* Written task: Show all lines holding the string "screenshot".
--------
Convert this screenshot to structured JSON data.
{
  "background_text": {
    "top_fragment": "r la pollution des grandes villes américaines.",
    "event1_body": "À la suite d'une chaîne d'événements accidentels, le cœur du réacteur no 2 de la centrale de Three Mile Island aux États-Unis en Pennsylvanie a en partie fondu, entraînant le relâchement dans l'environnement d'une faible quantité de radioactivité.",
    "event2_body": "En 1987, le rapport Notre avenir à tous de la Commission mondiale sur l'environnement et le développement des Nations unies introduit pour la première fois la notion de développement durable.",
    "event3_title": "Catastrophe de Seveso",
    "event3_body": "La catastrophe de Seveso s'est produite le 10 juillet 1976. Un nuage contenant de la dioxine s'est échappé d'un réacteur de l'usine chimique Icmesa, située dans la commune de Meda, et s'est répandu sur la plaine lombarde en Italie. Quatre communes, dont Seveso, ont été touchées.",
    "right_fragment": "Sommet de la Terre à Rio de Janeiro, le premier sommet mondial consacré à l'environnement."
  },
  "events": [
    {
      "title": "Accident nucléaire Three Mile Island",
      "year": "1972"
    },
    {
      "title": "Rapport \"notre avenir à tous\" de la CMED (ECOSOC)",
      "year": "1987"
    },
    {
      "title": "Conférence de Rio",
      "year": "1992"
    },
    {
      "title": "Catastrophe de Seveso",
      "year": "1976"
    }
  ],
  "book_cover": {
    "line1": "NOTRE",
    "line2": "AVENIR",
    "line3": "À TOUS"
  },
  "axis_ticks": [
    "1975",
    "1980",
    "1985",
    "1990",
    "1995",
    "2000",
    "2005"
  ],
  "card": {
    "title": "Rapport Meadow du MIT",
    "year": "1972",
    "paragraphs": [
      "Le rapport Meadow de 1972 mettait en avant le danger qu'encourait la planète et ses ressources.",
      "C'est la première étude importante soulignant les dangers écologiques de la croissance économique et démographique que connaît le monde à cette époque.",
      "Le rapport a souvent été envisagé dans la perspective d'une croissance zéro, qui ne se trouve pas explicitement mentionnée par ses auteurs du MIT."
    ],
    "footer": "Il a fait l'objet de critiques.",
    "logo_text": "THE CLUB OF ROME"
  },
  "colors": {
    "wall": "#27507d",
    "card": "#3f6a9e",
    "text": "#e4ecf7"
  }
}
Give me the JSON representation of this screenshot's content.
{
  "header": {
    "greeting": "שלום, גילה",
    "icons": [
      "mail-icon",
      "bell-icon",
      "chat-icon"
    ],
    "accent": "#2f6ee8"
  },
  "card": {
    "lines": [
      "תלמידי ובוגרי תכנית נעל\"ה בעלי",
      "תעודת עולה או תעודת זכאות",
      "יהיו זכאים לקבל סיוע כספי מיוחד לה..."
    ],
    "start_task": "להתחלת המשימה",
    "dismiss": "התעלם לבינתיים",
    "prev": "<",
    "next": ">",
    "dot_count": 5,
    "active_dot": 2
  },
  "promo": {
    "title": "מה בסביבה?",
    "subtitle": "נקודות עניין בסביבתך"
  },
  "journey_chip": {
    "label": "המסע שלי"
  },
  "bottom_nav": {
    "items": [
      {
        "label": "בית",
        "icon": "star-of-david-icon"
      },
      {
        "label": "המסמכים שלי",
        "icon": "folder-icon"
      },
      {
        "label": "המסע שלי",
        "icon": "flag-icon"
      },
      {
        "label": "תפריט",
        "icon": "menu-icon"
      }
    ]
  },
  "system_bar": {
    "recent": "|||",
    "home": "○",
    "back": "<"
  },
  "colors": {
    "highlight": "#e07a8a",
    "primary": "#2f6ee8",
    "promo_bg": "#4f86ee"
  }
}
--------
* Right answer:
Convert this screenshot to structured JSON data.
Give me the JSON representation of this screenshot's content.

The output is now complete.